» Goal
Find every line with the word "Dimenzionalna". Copy those lines.

Data entries for graphics:
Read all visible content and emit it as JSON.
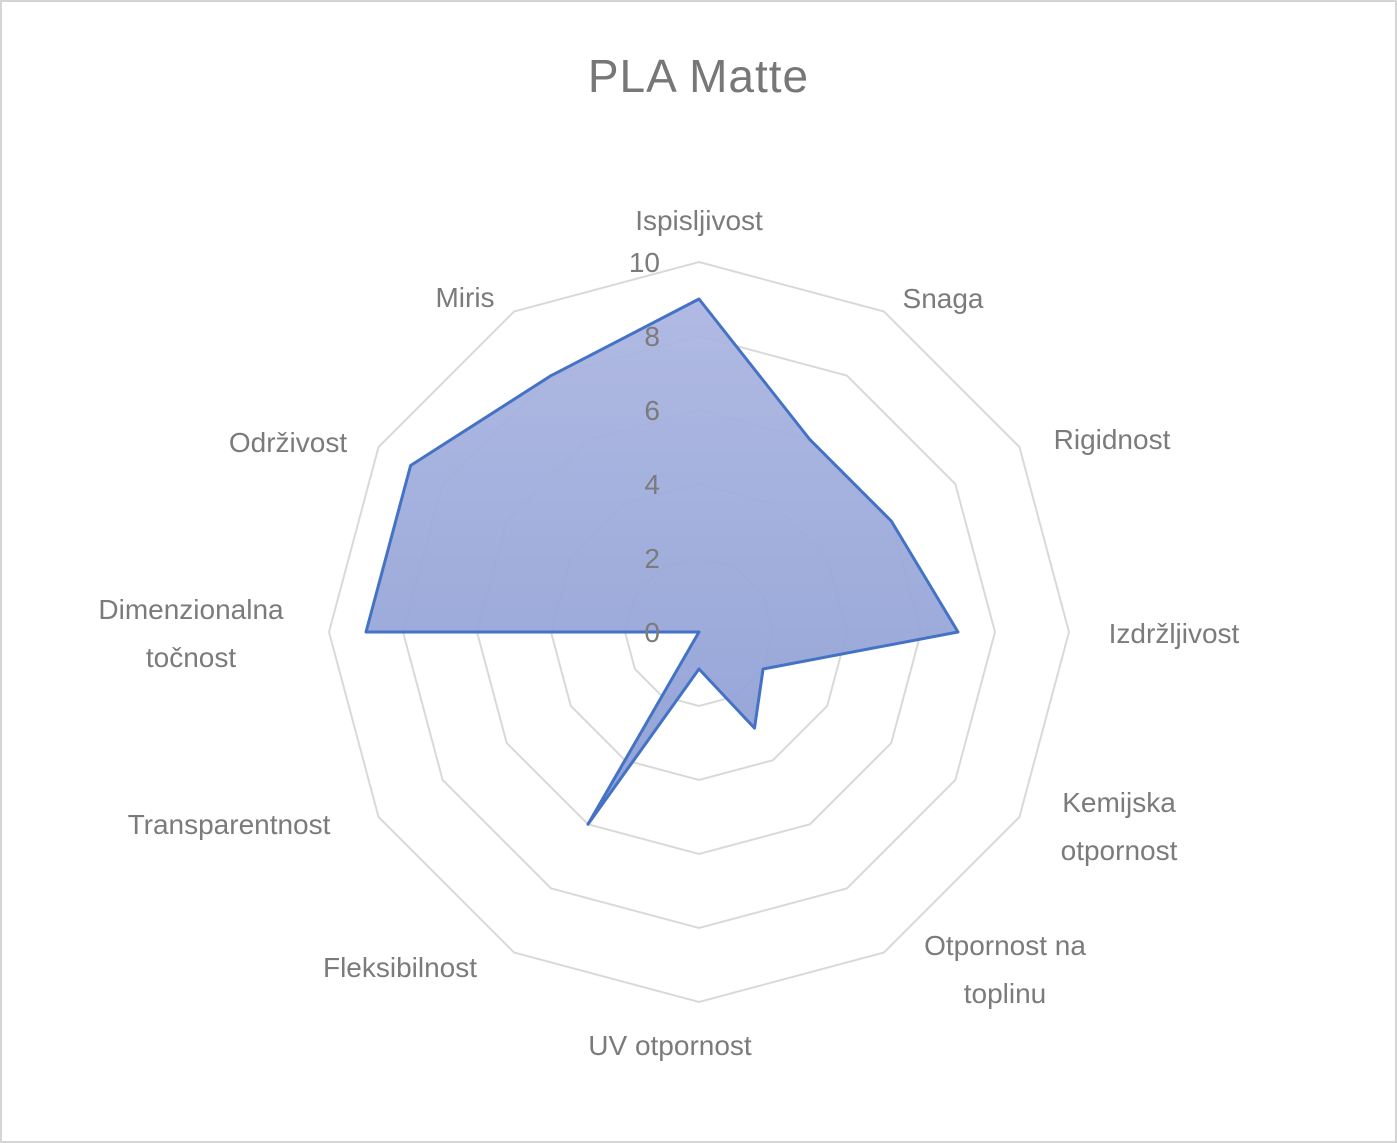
{
  "title": "PLA Matte",
  "colors": {
    "series_stroke": "#4472C4",
    "series_fill_top": "#ACB6E1",
    "series_fill_bottom": "#8C9ED4",
    "grid": "#D9D9D9",
    "labels": "#7B7B7B",
    "title": "#777777",
    "background": "#FFFFFF",
    "canvas_border": "#D5D5D5"
  },
  "chart_data": {
    "type": "radar",
    "title": "PLA Matte",
    "categories": [
      {
        "label": "Ispisljivost",
        "lines": [
          "Ispisljivost"
        ]
      },
      {
        "label": "Snaga",
        "lines": [
          "Snaga"
        ]
      },
      {
        "label": "Rigidnost",
        "lines": [
          "Rigidnost"
        ]
      },
      {
        "label": "Izdržljivost",
        "lines": [
          "Izdržljivost"
        ]
      },
      {
        "label": "Kemijska otpornost",
        "lines": [
          "Kemijska",
          "otpornost"
        ]
      },
      {
        "label": "Otpornost na toplinu",
        "lines": [
          "Otpornost na",
          "toplinu"
        ]
      },
      {
        "label": "UV otpornost",
        "lines": [
          "UV otpornost"
        ]
      },
      {
        "label": "Fleksibilnost",
        "lines": [
          "Fleksibilnost"
        ]
      },
      {
        "label": "Transparentnost",
        "lines": [
          "Transparentnost"
        ]
      },
      {
        "label": "Dimenzionalna točnost",
        "lines": [
          "Dimenzionalna",
          "točnost"
        ]
      },
      {
        "label": "Održivost",
        "lines": [
          "Održivost"
        ]
      },
      {
        "label": "Miris",
        "lines": [
          "Miris"
        ]
      }
    ],
    "series": [
      {
        "name": "PLA Matte",
        "values": [
          9,
          6,
          6,
          7,
          2,
          3,
          1,
          6,
          0,
          9,
          9,
          8
        ]
      }
    ],
    "rmin": 0,
    "rmax": 10,
    "tick_step": 2,
    "tick_labels": [
      "0",
      "2",
      "4",
      "6",
      "8",
      "10"
    ],
    "grid_style": "concentric-rings-no-spokes",
    "legend": "none"
  }
}
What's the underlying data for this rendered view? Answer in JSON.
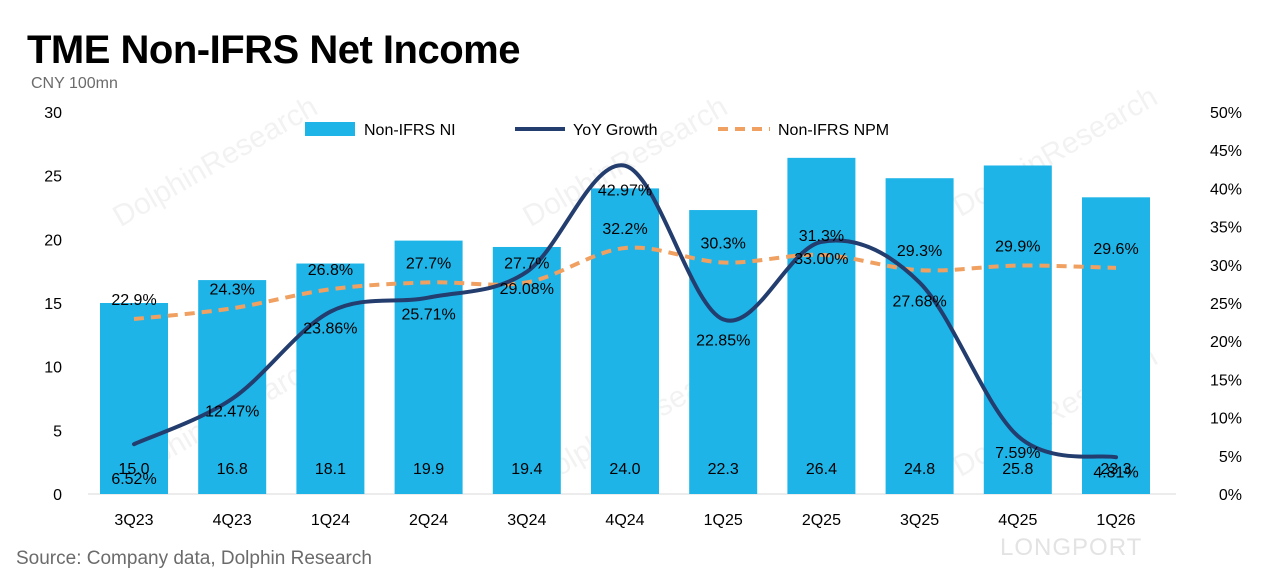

» Solution to this problem
        "label": "Dimenzionalna točnost",
          "Dimenzionalna",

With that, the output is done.